-- start --

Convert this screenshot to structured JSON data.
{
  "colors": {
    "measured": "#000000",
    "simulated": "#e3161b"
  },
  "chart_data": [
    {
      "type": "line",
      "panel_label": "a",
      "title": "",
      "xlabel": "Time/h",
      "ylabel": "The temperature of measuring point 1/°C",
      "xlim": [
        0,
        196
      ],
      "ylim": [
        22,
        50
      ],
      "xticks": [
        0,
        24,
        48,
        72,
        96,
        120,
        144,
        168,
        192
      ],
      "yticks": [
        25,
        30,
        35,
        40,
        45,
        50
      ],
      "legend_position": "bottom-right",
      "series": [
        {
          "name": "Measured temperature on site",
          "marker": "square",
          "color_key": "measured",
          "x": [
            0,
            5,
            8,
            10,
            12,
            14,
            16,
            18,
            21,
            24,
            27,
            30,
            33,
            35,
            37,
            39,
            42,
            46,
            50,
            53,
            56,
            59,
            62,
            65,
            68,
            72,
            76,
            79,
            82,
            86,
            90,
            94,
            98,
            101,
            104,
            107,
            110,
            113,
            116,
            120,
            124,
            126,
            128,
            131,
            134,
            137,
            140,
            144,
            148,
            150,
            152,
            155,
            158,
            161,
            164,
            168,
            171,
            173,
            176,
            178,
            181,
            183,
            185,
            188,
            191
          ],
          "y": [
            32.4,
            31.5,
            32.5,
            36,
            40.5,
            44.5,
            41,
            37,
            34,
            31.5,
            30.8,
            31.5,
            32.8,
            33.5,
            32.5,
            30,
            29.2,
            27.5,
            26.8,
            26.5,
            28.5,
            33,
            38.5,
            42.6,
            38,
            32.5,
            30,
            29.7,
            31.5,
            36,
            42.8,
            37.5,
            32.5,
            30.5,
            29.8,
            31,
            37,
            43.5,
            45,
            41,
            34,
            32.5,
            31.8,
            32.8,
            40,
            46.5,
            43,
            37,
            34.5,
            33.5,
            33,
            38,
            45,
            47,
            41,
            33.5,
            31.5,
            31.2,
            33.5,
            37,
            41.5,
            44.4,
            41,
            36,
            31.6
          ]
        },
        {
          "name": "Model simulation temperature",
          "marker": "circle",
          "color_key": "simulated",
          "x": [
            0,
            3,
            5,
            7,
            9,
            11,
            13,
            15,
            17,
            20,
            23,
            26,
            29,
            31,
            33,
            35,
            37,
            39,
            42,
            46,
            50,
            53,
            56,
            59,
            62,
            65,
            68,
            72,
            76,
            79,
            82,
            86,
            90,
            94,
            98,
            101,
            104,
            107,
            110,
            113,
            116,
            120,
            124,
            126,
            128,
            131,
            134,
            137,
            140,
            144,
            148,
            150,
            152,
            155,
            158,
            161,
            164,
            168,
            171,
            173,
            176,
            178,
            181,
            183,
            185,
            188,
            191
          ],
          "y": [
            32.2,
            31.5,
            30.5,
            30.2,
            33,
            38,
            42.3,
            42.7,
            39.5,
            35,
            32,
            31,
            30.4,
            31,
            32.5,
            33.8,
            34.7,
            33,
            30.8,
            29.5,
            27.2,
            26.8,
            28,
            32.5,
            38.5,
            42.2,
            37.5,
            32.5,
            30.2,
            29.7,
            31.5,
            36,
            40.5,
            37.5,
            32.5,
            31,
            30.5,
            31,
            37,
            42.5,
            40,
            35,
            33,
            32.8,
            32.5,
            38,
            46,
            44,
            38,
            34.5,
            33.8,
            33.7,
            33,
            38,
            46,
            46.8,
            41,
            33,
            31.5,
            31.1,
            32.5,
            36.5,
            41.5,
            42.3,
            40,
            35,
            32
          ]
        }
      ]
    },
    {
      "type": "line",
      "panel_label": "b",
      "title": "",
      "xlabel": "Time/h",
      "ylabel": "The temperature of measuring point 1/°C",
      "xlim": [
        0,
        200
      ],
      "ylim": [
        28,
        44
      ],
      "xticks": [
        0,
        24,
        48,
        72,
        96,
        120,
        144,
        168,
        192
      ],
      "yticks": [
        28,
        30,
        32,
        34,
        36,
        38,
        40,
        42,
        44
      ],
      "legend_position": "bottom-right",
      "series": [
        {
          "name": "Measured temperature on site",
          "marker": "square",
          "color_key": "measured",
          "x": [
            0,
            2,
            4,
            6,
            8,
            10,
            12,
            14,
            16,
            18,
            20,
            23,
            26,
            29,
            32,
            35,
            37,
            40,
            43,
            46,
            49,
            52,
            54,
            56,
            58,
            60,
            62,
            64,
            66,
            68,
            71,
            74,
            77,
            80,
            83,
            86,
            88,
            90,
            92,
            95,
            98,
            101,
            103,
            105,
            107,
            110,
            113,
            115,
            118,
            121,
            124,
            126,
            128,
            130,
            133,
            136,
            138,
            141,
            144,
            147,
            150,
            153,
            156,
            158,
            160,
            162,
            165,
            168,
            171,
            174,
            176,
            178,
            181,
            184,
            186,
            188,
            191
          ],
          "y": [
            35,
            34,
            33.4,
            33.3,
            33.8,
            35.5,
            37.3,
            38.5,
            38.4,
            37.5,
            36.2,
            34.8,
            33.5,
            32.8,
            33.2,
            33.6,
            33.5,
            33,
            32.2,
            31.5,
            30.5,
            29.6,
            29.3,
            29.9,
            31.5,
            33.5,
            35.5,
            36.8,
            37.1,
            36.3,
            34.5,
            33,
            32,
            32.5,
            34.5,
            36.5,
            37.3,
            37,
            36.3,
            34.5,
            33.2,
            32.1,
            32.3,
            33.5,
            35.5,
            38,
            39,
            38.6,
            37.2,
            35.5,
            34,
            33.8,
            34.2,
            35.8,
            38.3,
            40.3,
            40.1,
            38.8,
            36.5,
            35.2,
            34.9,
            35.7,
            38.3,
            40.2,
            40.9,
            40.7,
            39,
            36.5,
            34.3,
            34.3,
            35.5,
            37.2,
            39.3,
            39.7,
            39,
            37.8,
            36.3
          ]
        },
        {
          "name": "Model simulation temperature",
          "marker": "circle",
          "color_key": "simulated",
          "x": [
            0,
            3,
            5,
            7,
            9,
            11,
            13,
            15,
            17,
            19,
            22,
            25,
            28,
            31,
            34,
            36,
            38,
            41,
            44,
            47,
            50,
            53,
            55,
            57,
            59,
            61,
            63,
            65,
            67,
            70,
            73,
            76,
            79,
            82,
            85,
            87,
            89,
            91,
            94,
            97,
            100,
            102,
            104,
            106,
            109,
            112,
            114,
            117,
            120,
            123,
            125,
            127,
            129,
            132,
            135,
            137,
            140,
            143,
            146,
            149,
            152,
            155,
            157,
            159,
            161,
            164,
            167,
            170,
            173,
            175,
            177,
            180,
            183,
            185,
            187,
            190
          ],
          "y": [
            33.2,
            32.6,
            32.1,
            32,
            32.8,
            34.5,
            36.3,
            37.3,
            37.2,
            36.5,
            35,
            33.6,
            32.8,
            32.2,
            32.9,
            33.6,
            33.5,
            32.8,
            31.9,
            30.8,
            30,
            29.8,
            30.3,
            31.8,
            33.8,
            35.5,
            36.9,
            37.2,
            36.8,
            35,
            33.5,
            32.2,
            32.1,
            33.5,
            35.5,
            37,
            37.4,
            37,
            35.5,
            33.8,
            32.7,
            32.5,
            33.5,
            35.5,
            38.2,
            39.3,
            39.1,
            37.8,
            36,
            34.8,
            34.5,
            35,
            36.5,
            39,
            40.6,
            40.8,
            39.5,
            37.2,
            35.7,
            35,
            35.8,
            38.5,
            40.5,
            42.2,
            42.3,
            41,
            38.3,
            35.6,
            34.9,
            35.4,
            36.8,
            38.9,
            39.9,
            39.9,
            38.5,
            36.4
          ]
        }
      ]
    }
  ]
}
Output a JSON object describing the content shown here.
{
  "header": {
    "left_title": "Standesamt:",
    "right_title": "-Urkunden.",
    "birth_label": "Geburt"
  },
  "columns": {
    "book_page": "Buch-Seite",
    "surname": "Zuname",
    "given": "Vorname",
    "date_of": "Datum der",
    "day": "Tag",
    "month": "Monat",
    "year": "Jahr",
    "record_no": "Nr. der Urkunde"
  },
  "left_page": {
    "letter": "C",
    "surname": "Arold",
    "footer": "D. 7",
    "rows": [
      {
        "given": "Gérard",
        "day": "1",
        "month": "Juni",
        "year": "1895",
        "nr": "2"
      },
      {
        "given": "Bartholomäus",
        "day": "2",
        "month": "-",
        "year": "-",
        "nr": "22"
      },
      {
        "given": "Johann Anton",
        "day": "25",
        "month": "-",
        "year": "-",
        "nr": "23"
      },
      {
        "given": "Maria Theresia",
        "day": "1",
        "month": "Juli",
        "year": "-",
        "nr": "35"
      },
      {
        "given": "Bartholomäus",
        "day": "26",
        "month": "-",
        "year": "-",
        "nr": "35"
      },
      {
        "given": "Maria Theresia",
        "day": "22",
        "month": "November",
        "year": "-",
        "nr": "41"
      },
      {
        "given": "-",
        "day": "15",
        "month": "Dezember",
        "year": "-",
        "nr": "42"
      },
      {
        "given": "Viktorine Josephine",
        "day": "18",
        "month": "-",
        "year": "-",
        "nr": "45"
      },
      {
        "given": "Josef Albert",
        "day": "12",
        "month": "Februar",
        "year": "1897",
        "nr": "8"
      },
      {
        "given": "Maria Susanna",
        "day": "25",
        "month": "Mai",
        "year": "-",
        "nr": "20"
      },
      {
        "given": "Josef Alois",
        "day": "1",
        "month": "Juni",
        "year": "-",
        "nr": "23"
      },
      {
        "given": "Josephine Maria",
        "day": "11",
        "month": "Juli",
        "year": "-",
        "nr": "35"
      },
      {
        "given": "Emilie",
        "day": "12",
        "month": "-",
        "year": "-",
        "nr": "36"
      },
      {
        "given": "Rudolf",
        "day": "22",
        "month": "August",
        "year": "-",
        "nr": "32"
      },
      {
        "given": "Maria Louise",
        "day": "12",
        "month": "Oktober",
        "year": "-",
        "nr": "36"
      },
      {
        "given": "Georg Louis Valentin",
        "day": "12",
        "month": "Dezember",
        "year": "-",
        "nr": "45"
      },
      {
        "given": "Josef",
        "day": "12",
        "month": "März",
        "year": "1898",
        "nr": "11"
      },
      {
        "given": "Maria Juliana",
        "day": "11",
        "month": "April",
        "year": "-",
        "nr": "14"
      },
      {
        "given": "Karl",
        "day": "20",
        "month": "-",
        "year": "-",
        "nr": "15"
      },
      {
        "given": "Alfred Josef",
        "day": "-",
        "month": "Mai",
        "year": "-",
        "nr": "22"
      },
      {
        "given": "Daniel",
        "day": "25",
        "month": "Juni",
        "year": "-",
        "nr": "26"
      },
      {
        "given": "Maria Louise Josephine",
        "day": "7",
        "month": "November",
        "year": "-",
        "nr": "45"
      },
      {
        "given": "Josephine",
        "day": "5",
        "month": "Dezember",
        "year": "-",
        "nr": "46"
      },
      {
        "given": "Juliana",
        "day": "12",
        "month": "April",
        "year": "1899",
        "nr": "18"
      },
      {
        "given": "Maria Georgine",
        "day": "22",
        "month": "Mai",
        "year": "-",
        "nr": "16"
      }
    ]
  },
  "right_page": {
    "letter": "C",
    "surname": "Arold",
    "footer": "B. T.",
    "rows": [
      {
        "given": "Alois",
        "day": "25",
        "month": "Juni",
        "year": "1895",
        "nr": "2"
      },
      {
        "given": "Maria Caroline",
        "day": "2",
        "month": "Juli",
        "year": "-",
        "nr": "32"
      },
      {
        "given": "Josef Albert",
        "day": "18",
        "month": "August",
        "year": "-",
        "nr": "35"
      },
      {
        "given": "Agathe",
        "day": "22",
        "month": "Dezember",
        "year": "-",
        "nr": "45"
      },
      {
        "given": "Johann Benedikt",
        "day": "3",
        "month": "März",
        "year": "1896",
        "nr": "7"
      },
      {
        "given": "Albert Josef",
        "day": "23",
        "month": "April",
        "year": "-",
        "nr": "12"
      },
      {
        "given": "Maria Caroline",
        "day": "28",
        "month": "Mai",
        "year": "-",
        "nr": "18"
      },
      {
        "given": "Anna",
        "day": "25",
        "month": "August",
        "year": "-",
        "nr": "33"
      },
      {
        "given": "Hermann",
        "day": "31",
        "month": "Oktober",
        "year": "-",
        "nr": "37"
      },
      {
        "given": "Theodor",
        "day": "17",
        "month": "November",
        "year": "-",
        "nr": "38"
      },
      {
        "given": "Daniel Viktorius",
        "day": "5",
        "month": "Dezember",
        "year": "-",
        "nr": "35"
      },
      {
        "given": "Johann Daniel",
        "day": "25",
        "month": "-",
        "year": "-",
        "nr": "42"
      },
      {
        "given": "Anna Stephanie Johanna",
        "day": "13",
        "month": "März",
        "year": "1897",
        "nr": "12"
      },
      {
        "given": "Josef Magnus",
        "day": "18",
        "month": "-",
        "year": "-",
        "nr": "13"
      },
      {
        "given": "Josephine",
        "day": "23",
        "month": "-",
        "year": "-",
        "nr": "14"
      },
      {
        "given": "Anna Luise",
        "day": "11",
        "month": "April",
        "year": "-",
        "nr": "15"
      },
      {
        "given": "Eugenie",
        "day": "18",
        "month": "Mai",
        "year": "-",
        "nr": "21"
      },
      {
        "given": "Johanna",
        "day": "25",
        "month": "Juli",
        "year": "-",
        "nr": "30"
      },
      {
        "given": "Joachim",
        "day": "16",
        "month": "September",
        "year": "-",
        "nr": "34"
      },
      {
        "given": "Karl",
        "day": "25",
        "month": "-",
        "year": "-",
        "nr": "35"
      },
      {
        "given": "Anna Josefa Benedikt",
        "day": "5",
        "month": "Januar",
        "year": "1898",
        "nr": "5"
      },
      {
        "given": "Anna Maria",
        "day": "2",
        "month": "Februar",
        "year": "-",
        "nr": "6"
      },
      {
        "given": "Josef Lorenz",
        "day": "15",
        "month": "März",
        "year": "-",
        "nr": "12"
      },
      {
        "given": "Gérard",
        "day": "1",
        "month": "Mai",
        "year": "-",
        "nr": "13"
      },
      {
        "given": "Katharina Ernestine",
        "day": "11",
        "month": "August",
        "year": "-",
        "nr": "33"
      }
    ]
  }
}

-- end --

#### [What you have to do]
Collect the lines of the data that carry the word "Johanna".

#### [Solution for this problem]
        "given": "Anna Stephanie Johanna",
        "given": "Johanna",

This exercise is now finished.